WORK INSTRUCTIONS: Write out the entries, please, from the line containing "Type out the text in this image." through their final line, exactly and with nothing else.

DATA SHOWN:
==*==

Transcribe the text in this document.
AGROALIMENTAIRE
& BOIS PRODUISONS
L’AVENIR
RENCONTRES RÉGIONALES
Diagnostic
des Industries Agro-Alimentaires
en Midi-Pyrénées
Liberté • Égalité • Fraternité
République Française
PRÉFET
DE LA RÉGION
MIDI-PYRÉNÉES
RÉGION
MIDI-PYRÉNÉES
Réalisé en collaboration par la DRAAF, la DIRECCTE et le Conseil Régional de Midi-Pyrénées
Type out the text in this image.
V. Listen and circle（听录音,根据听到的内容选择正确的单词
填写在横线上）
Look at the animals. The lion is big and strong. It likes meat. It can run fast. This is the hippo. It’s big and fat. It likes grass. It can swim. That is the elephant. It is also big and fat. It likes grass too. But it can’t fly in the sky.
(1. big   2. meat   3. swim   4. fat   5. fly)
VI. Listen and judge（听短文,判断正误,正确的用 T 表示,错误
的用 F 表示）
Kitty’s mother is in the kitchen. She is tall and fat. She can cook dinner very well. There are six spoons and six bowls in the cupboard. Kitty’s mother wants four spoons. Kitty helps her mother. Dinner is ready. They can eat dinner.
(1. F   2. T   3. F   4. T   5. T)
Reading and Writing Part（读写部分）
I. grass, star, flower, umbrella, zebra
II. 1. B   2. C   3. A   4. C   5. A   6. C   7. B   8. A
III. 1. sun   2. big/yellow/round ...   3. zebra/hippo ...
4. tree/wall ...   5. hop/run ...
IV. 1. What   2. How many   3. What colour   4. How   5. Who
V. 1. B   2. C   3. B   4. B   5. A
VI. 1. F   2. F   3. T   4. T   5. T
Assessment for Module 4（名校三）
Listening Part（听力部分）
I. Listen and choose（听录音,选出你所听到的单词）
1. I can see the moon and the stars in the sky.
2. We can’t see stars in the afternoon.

==*==

OUTPUT BELOW:
Type out the text in this image.
V. Listen and circle（听录音,根据听到的内容选择正确的单词
填写在横线上）
Look at the animals. The lion is big and strong. It likes meat. It can run fast. This is the hippo. It’s big and fat. It likes grass. It can swim. That is the elephant. It is also big and fat. It likes grass too. But it can’t fly in the sky.
(1. big   2. meat   3. swim   4. fat   5. fly)
VI. Listen and judge（听短文,判断正误,正确的用 T 表示,错误
的用 F 表示）
Kitty’s mother is in the kitchen. She is tall and fat. She can cook dinner very well. There are six spoons and six bowls in the cupboard. Kitty’s mother wants four spoons. Kitty helps her mother. Dinner is ready. They can eat dinner.
(1. F   2. T   3. F   4. T   5. T)
Reading and Writing Part（读写部分）
I. grass, star, flower, umbrella, zebra
II. 1. B   2. C   3. A   4. C   5. A   6. C   7. B   8. A
III. 1. sun   2. big/yellow/round ...   3. zebra/hippo ...
4. tree/wall ...   5. hop/run ...
IV. 1. What   2. How many   3. What colour   4. How   5. Who
V. 1. B   2. C   3. B   4. B   5. A
VI. 1. F   2. F   3. T   4. T   5. T
Assessment for Module 4（名校三）
Listening Part（听力部分）
I. Listen and choose（听录音,选出你所听到的单词）
1. I can see the moon and the stars in the sky.
2. We can’t see stars in the afternoon.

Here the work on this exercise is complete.